Written request = In the data below, find each line containing the string "intro" and return it.

Material for the task =
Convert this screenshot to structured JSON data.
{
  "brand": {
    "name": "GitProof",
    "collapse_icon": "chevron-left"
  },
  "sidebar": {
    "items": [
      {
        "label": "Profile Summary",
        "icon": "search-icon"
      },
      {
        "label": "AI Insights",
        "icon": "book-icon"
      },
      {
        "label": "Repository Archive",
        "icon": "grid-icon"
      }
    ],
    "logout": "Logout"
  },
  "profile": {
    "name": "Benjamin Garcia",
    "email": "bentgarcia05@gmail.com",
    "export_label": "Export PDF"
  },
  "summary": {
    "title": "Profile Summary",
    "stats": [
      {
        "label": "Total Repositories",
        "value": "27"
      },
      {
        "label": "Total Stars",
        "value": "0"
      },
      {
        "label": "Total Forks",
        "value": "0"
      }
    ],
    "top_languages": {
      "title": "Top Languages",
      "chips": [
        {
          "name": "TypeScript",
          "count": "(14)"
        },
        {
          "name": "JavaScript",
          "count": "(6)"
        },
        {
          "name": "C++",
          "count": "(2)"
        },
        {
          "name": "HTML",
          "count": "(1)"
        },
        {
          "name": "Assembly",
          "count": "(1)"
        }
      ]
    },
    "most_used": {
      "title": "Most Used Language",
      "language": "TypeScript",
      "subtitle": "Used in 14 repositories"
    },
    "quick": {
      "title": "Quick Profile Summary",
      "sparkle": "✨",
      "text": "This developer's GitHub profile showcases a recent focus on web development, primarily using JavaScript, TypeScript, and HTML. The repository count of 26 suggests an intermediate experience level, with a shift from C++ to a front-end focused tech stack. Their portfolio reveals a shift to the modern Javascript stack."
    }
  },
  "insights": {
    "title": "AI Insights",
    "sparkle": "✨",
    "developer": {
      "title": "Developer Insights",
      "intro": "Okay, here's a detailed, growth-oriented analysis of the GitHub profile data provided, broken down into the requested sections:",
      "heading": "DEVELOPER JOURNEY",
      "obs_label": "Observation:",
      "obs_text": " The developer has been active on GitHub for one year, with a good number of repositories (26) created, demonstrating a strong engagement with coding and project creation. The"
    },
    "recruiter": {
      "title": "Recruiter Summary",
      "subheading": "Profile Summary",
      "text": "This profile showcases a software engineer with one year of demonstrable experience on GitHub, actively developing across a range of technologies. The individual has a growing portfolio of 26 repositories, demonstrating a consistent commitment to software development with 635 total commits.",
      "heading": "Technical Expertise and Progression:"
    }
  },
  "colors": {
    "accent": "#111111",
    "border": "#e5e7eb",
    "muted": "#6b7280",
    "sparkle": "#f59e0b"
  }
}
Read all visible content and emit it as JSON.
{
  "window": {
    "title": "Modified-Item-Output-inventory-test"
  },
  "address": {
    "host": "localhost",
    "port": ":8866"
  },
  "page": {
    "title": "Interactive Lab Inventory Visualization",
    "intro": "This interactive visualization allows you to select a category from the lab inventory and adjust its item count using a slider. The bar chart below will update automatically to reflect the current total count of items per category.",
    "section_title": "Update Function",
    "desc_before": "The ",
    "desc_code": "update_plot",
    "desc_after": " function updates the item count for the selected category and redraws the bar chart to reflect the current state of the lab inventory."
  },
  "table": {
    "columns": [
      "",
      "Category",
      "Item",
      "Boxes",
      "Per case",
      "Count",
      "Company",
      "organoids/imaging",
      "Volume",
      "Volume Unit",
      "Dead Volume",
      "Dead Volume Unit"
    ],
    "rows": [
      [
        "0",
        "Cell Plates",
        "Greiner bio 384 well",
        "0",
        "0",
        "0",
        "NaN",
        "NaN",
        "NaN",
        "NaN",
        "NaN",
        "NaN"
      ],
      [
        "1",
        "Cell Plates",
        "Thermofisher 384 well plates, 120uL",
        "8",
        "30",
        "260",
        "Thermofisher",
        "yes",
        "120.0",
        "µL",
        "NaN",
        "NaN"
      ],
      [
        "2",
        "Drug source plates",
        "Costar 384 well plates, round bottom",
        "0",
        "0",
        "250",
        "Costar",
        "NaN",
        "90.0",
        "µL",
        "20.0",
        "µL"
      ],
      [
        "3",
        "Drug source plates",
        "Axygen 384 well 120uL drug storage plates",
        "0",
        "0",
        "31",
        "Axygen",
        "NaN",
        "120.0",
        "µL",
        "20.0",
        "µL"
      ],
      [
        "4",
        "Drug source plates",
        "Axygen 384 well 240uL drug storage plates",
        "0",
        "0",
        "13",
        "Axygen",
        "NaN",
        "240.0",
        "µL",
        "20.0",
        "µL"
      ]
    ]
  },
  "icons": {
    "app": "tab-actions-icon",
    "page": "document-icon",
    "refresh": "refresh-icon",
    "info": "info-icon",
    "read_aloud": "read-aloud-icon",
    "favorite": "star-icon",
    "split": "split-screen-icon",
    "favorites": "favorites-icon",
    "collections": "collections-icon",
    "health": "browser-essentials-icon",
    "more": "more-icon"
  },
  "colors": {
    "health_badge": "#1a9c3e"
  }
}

Expected output =
      "intro": "Okay, here's a detailed, growth-oriented analysis of the GitHub profile data provided, broken down into the requested sections:",
    "intro": "This interactive visualization allows you to select a category from the lab inventory and adjust its item count using a slider. The bar chart below will update automatically to reflect the current total count of items per category.",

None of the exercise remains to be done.